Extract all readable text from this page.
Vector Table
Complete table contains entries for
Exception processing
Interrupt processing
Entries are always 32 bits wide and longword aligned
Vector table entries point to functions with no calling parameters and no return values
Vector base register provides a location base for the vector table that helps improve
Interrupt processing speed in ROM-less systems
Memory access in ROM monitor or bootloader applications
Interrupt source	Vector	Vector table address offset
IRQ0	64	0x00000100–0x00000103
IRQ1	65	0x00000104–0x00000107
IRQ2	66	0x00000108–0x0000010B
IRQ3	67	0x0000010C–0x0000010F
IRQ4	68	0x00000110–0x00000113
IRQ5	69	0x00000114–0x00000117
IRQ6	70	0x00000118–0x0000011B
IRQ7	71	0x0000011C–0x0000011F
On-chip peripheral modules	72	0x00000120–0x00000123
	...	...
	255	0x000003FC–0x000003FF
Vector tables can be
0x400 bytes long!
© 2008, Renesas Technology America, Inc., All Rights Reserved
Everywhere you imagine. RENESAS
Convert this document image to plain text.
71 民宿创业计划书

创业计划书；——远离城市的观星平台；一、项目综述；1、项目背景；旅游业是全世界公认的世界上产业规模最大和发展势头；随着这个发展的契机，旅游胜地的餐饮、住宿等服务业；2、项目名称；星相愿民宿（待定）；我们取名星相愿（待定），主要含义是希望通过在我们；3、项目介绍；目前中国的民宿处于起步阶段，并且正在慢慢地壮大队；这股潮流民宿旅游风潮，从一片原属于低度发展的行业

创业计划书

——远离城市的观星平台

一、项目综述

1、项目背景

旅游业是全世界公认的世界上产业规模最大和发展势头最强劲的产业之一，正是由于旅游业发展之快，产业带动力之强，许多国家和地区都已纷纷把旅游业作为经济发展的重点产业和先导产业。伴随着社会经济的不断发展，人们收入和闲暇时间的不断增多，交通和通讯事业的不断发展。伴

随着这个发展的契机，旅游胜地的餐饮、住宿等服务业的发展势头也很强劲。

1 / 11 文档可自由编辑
---------------
» Task to carry out
Reproduce each entry word for word.

» Task answer
Extract all readable text from this page.
Vector Table
Complete table contains entries for
Exception processing
Interrupt processing
Entries are always 32 bits wide and longword aligned
Vector table entries point to functions with no calling parameters and no return values
Vector base register provides a location base for the vector table that helps improve
Interrupt processing speed in ROM-less systems
Memory access in ROM monitor or bootloader applications
Interrupt source	Vector	Vector table address offset
IRQ0	64	0x00000100–0x00000103
IRQ1	65	0x00000104–0x00000107
IRQ2	66	0x00000108–0x0000010B
IRQ3	67	0x0000010C–0x0000010F
IRQ4	68	0x00000110–0x00000113
IRQ5	69	0x00000114–0x00000117
IRQ6	70	0x00000118–0x0000011B
IRQ7	71	0x0000011C–0x0000011F
On-chip peripheral modules	72	0x00000120–0x00000123
	...	...
	255	0x000003FC–0x000003FF
Vector tables can be
0x400 bytes long!
© 2008, Renesas Technology America, Inc., All Rights Reserved
Everywhere you imagine. RENESAS
Convert this document image to plain text.
71 民宿创业计划书

创业计划书；——远离城市的观星平台；一、项目综述；1、项目背景；旅游业是全世界公认的世界上产业规模最大和发展势头；随着这个发展的契机，旅游胜地的餐饮、住宿等服务业；2、项目名称；星相愿民宿（待定）；我们取名星相愿（待定），主要含义是希望通过在我们；3、项目介绍；目前中国的民宿处于起步阶段，并且正在慢慢地壮大队；这股潮流民宿旅游风潮，从一片原属于低度发展的行业

创业计划书

——远离城市的观星平台

一、项目综述

1、项目背景

旅游业是全世界公认的世界上产业规模最大和发展势头最强劲的产业之一，正是由于旅游业发展之快，产业带动力之强，许多国家和地区都已纷纷把旅游业作为经济发展的重点产业和先导产业。伴随着社会经济的不断发展，人们收入和闲暇时间的不断增多，交通和通讯事业的不断发展。伴

随着这个发展的契机，旅游胜地的餐饮、住宿等服务业的发展势头也很强劲。

1 / 11 文档可自由编辑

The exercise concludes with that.